Collection entries
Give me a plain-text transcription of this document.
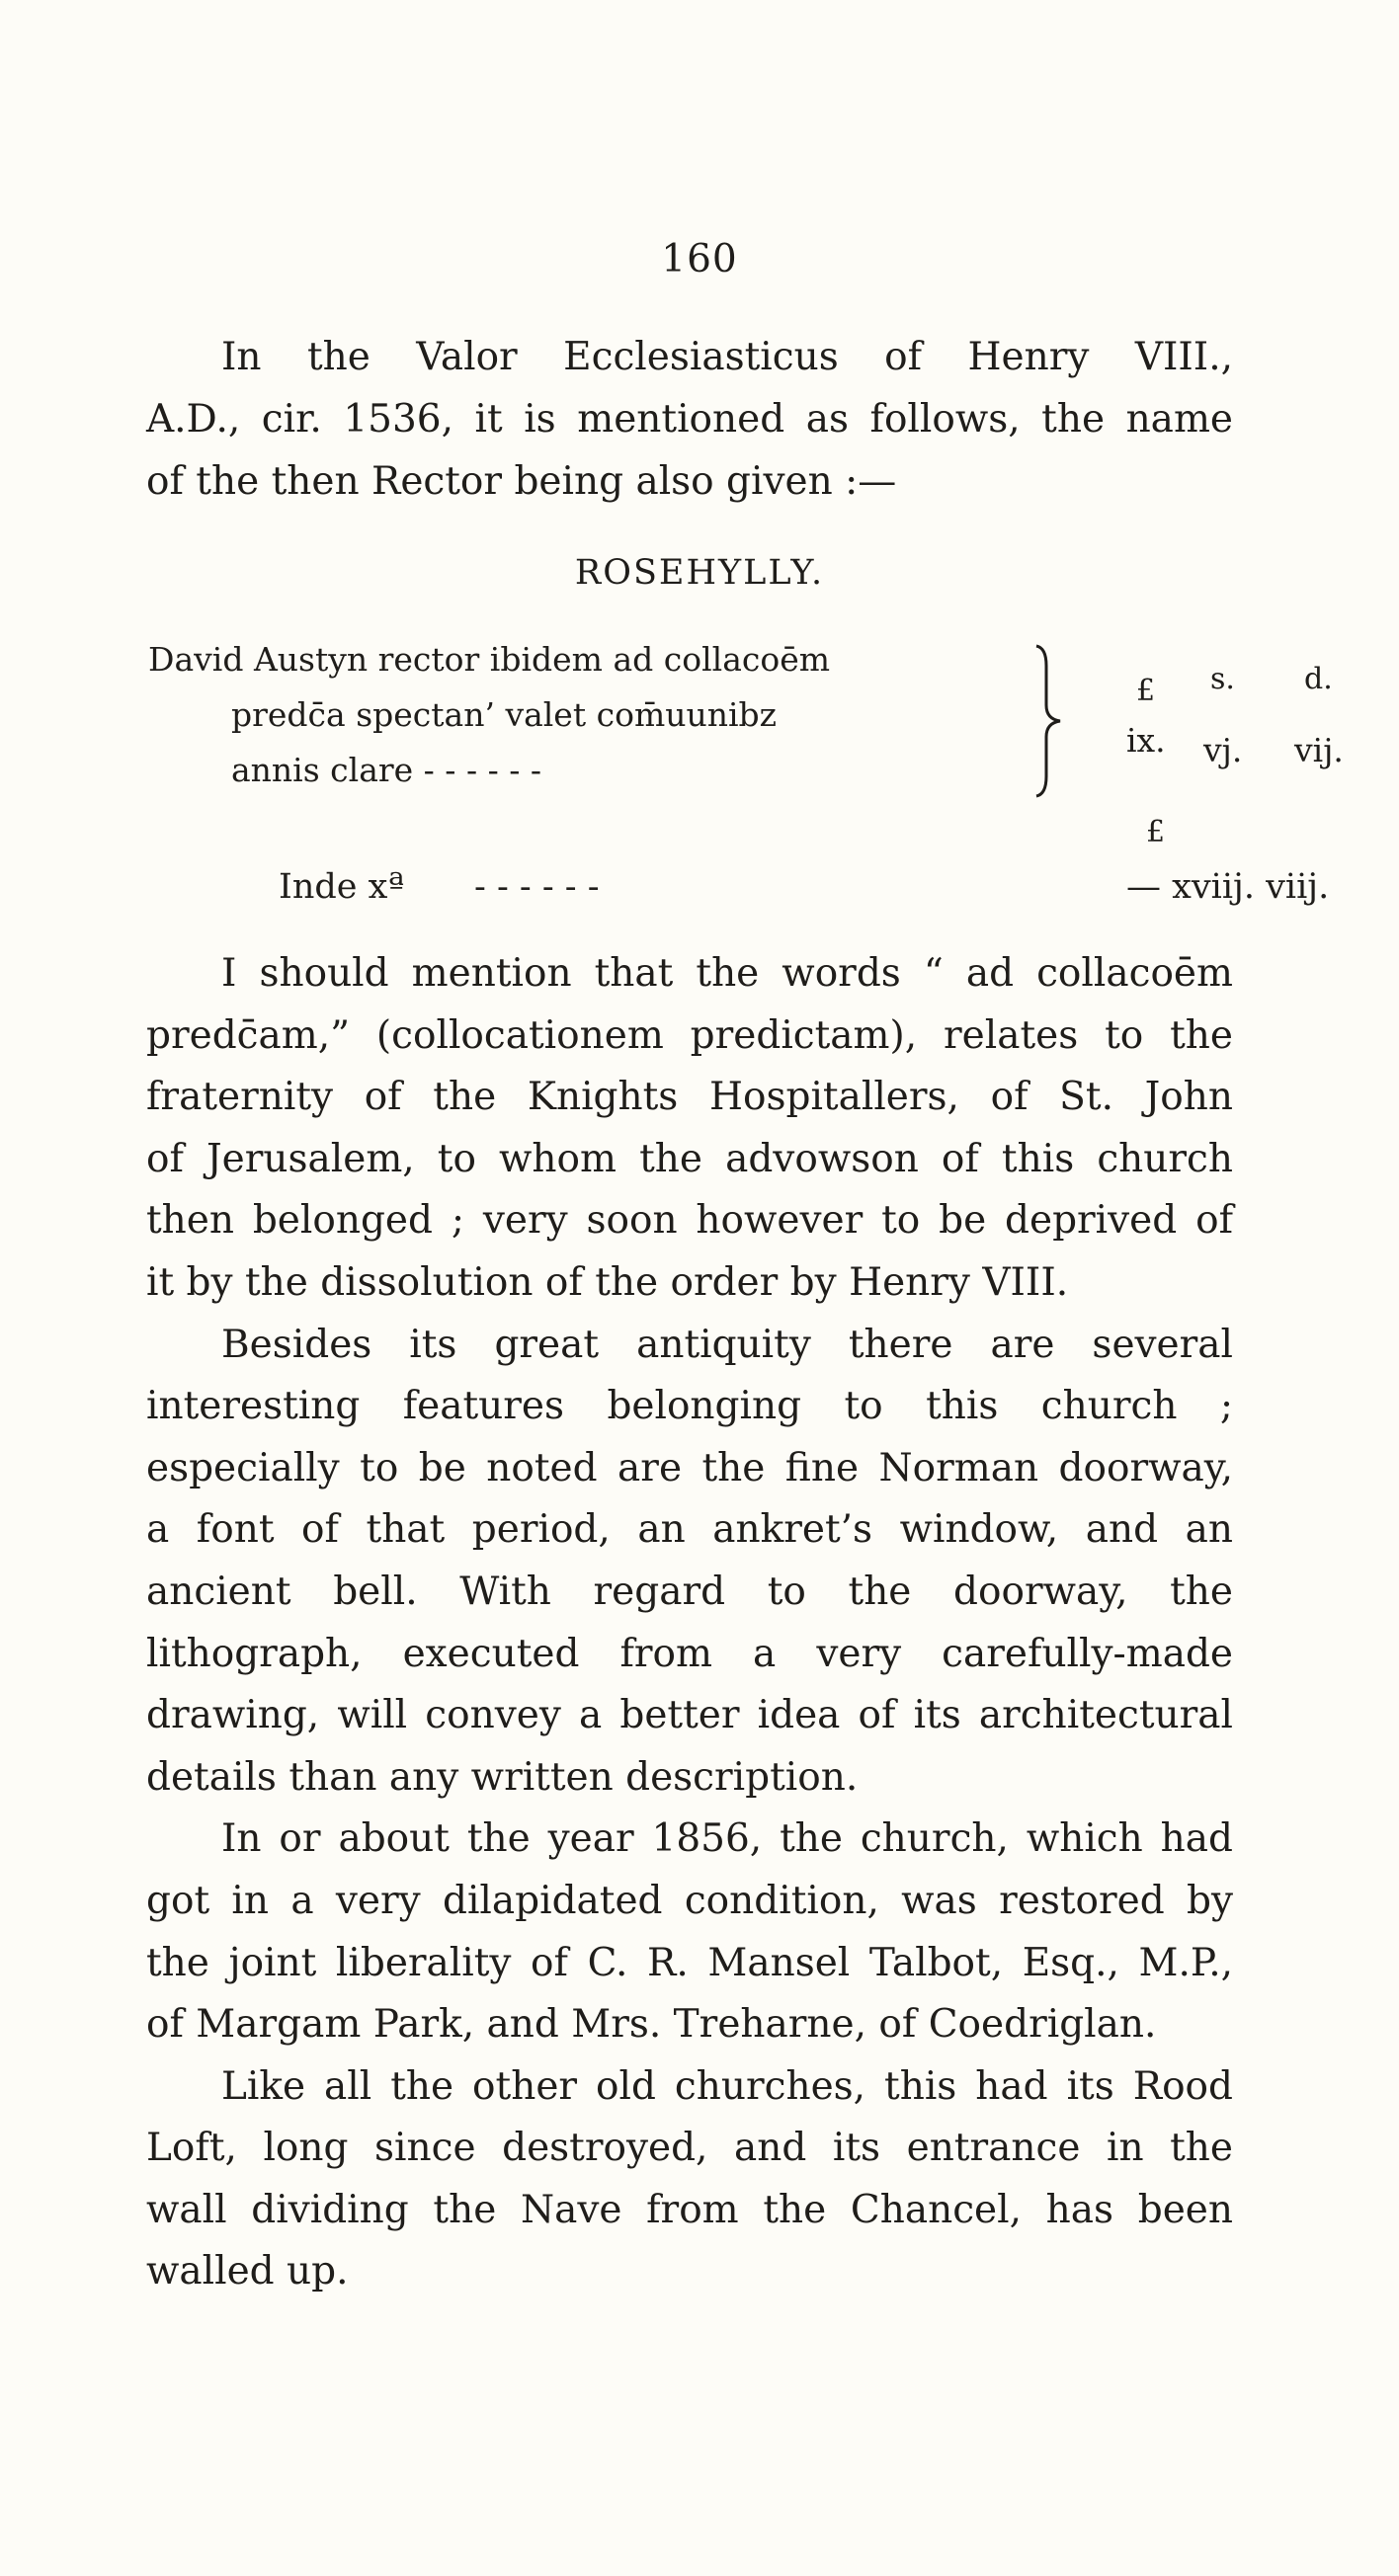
160
In the Valor Ecclesiasticus of Henry VIII.,
A.D., cir. 1536, it is mentioned as follows, the name
of the then Rector being also given :—
ROSEHYLLY.
David Austyn rector ibidem ad collacoēm
predc̄a spectan’ valet com̄uunibz
annis clare - - - - - -
£ s. d.
ix. vj. vij.
£
Inde xª - - - - - -	— xviij. viij.
I should mention that the words “ ad collacoēm
predc̄am,” (collocationem predictam), relates to the
fraternity of the Knights Hospitallers, of St. John
of Jerusalem, to whom the advowson of this church
then belonged ; very soon however to be deprived of
it by the dissolution of the order by Henry VIII.
Besides its great antiquity there are several
interesting features belonging to this church ;
especially to be noted are the fine Norman doorway,
a font of that period, an ankret’s window, and an
ancient bell. With regard to the doorway, the
lithograph, executed from a very carefully-made
drawing, will convey a better idea of its architectural
details than any written description.
In or about the year 1856, the church, which had
got in a very dilapidated condition, was restored by
the joint liberality of C. R. Mansel Talbot, Esq., M.P.,
of Margam Park, and Mrs. Treharne, of Coedriglan.
Like all the other old churches, this had its Rood
Loft, long since destroyed, and its entrance in the
wall dividing the Nave from the Chancel, has been
walled up.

> [To be done] Filter the listing above for the string "doorway" and copy every matching line.

> [Exercise answer]
especially to be noted are the fine Norman doorway,
ancient bell. With regard to the doorway, the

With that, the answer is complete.